Excerpts from a figure dataset
*-*-*

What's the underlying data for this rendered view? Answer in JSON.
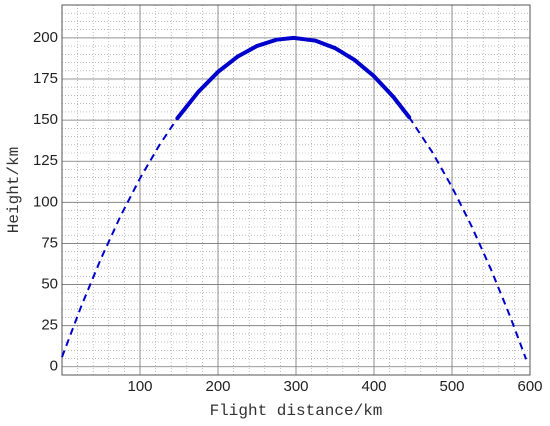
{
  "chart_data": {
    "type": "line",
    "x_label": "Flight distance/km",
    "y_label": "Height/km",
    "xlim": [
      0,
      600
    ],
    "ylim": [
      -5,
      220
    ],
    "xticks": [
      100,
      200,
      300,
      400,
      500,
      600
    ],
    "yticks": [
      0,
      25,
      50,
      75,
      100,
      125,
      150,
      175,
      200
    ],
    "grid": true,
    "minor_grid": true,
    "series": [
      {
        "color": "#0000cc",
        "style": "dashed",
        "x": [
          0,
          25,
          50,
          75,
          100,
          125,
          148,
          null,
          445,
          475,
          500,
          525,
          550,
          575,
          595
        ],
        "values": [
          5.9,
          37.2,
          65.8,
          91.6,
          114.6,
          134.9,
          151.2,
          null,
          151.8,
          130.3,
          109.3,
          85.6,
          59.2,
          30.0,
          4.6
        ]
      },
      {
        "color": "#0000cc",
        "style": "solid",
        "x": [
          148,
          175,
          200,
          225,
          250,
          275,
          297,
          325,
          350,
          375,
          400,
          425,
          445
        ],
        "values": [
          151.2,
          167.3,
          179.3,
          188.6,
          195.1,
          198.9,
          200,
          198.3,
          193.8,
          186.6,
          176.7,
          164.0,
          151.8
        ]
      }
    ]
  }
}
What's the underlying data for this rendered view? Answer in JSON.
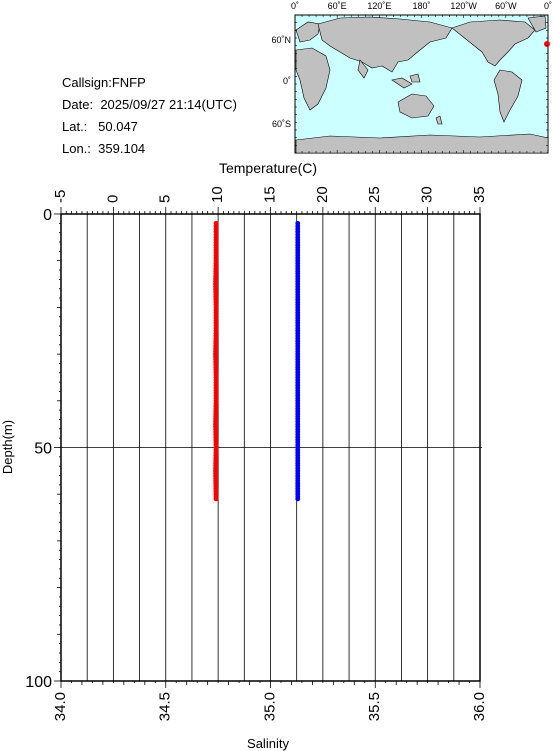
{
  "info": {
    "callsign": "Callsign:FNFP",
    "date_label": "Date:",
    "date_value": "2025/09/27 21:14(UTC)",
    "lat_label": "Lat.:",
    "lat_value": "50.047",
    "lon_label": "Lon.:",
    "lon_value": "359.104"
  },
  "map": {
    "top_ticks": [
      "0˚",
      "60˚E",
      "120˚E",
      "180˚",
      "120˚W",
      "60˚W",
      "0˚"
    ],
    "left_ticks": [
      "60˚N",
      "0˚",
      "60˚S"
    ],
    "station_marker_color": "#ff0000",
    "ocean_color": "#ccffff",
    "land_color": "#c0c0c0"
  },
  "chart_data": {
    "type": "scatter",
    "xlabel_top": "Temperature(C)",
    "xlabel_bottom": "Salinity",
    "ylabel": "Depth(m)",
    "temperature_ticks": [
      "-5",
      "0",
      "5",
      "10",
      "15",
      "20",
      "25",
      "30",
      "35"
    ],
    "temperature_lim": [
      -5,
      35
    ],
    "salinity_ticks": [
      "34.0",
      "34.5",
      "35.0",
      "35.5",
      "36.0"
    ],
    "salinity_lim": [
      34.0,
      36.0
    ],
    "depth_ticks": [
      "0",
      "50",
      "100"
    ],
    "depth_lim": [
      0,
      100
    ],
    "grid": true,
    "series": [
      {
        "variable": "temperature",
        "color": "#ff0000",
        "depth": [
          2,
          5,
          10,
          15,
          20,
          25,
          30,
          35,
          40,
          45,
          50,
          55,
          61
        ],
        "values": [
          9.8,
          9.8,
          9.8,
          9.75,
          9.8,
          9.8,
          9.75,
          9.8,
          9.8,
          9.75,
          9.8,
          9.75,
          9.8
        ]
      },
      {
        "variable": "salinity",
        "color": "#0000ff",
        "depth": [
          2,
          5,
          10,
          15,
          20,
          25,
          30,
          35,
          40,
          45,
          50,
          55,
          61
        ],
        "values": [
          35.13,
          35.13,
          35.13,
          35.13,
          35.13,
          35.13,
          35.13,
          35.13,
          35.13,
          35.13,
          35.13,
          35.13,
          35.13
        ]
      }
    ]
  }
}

*-*-*

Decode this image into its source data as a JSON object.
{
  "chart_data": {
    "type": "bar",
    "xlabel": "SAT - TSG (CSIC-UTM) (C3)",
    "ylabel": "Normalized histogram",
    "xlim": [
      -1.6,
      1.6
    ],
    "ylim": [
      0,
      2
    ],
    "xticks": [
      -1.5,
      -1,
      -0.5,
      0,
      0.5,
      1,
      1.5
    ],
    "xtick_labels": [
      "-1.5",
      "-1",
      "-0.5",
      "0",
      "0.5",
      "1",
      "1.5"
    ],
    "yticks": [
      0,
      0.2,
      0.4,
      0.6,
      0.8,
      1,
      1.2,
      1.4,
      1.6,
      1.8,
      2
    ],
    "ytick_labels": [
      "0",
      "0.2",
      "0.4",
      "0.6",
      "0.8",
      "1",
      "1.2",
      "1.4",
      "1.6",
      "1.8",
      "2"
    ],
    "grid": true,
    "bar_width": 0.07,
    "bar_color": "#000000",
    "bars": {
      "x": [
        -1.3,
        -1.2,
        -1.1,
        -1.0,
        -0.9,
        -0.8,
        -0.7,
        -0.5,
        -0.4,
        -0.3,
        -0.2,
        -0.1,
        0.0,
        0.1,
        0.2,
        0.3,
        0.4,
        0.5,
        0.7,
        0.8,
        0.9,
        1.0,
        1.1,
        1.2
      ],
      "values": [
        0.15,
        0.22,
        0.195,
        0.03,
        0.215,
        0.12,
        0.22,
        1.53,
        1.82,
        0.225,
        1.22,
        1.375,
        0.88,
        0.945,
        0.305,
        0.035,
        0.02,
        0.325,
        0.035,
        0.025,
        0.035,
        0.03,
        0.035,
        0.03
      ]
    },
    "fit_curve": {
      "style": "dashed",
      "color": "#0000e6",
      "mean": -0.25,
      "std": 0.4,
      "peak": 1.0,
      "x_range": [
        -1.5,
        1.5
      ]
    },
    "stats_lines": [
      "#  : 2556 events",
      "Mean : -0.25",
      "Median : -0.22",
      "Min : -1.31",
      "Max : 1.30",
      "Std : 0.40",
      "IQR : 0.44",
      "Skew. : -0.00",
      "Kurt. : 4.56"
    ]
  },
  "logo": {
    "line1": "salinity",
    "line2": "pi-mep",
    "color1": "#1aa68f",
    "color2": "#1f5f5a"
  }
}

*-*-*

▶ Your objective: Gather and copy every line of the data in which the string "style" is found.

▶ Task result:
        "style": "dashed",
        "style": "solid",
      "style": "dashed",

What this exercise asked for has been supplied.